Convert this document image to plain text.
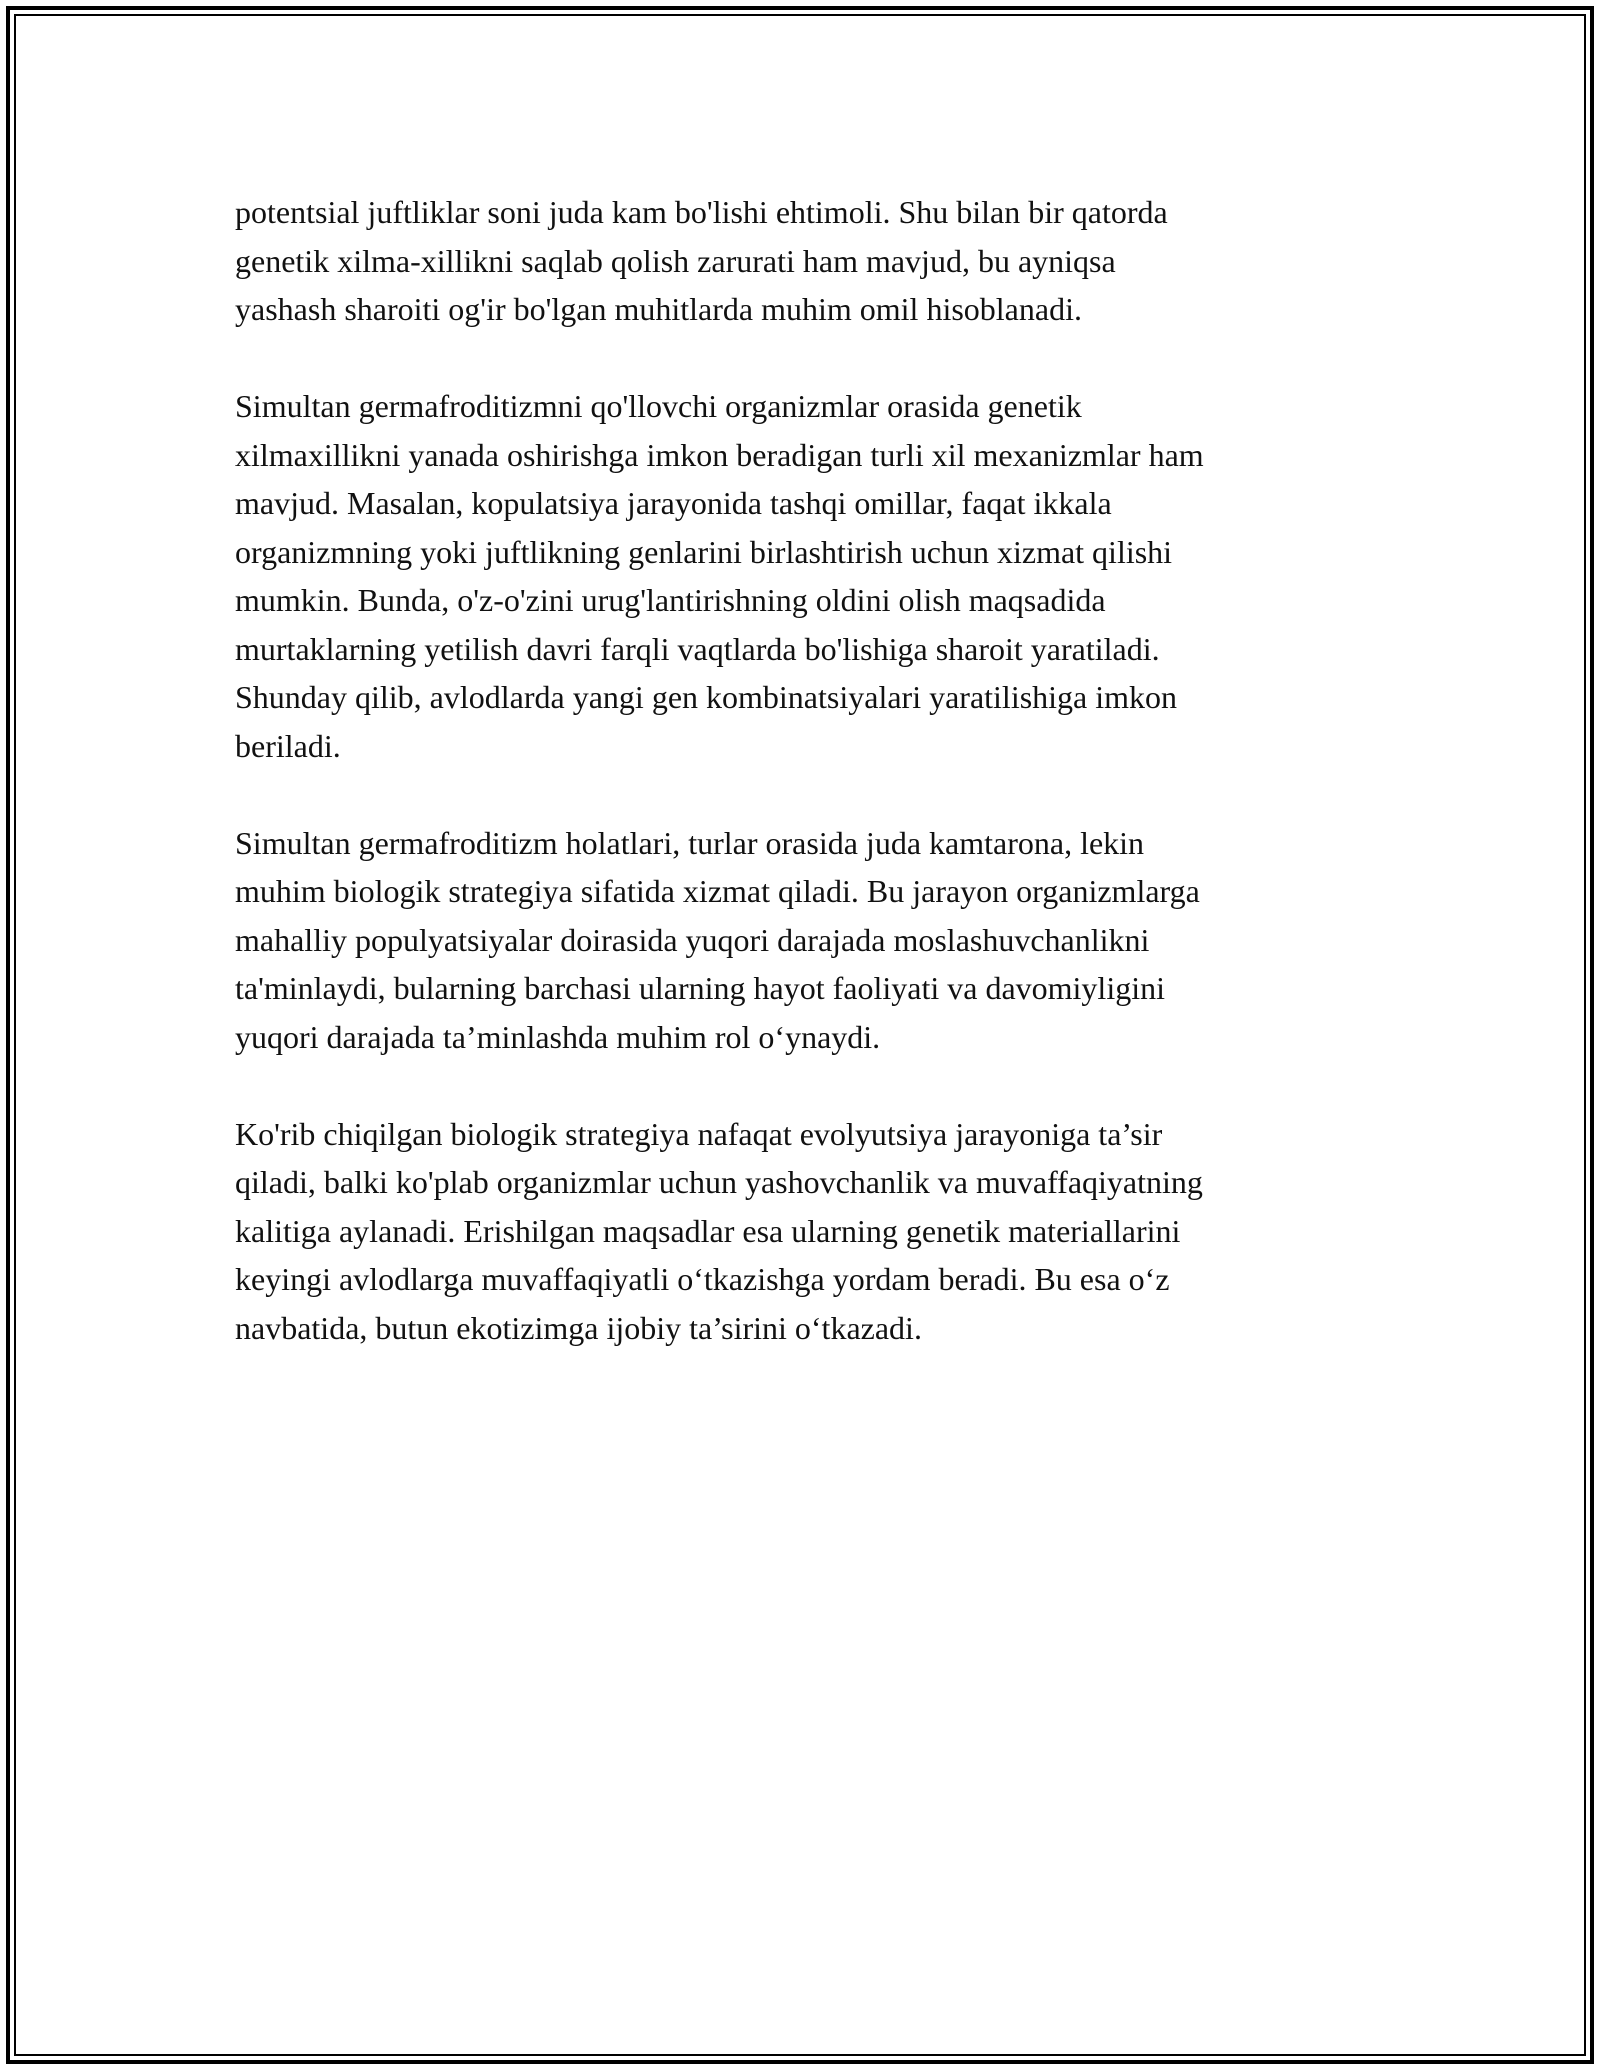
potentsial juftliklar soni juda kam bo'lishi ehtimoli. Shu bilan bir qatorda
genetik xilma-xillikni saqlab qolish zarurati ham mavjud, bu ayniqsa
yashash sharoiti og'ir bo'lgan muhitlarda muhim omil hisoblanadi.
Simultan germafroditizmni qo'llovchi organizmlar orasida genetik
xilmaxillikni yanada oshirishga imkon beradigan turli xil mexanizmlar ham
mavjud. Masalan, kopulatsiya jarayonida tashqi omillar, faqat ikkala
organizmning yoki juftlikning genlarini birlashtirish uchun xizmat qilishi
mumkin. Bunda, o'z-o'zini urug'lantirishning oldini olish maqsadida
murtaklarning yetilish davri farqli vaqtlarda bo'lishiga sharoit yaratiladi.
Shunday qilib, avlodlarda yangi gen kombinatsiyalari yaratilishiga imkon
beriladi.
Simultan germafroditizm holatlari, turlar orasida juda kamtarona, lekin
muhim biologik strategiya sifatida xizmat qiladi. Bu jarayon organizmlarga
mahalliy populyatsiyalar doirasida yuqori darajada moslashuvchanlikni
ta'minlaydi, bularning barchasi ularning hayot faoliyati va davomiyligini
yuqori darajada ta’minlashda muhim rol o‘ynaydi.
Ko'rib chiqilgan biologik strategiya nafaqat evolyutsiya jarayoniga ta’sir
qiladi, balki ko'plab organizmlar uchun yashovchanlik va muvaffaqiyatning
kalitiga aylanadi. Erishilgan maqsadlar esa ularning genetik materiallarini
keyingi avlodlarga muvaffaqiyatli o‘tkazishga yordam beradi. Bu esa o‘z
navbatida, butun ekotizimga ijobiy ta’sirini o‘tkazadi.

EXERCISE AIM: Repeat the preceding records precisely, and leave every picture out of the copy.

WRITTEN SOLUTION:
Convert this document image to plain text.
potentsial juftliklar soni juda kam bo'lishi ehtimoli. Shu bilan bir qatorda
genetik xilma-xillikni saqlab qolish zarurati ham mavjud, bu ayniqsa
yashash sharoiti og'ir bo'lgan muhitlarda muhim omil hisoblanadi.
Simultan germafroditizmni qo'llovchi organizmlar orasida genetik
xilmaxillikni yanada oshirishga imkon beradigan turli xil mexanizmlar ham
mavjud. Masalan, kopulatsiya jarayonida tashqi omillar, faqat ikkala
organizmning yoki juftlikning genlarini birlashtirish uchun xizmat qilishi
mumkin. Bunda, o'z-o'zini urug'lantirishning oldini olish maqsadida
murtaklarning yetilish davri farqli vaqtlarda bo'lishiga sharoit yaratiladi.
Shunday qilib, avlodlarda yangi gen kombinatsiyalari yaratilishiga imkon
beriladi.
Simultan germafroditizm holatlari, turlar orasida juda kamtarona, lekin
muhim biologik strategiya sifatida xizmat qiladi. Bu jarayon organizmlarga
mahalliy populyatsiyalar doirasida yuqori darajada moslashuvchanlikni
ta'minlaydi, bularning barchasi ularning hayot faoliyati va davomiyligini
yuqori darajada ta’minlashda muhim rol o‘ynaydi.
Ko'rib chiqilgan biologik strategiya nafaqat evolyutsiya jarayoniga ta’sir
qiladi, balki ko'plab organizmlar uchun yashovchanlik va muvaffaqiyatning
kalitiga aylanadi. Erishilgan maqsadlar esa ularning genetik materiallarini
keyingi avlodlarga muvaffaqiyatli o‘tkazishga yordam beradi. Bu esa o‘z
navbatida, butun ekotizimga ijobiy ta’sirini o‘tkazadi.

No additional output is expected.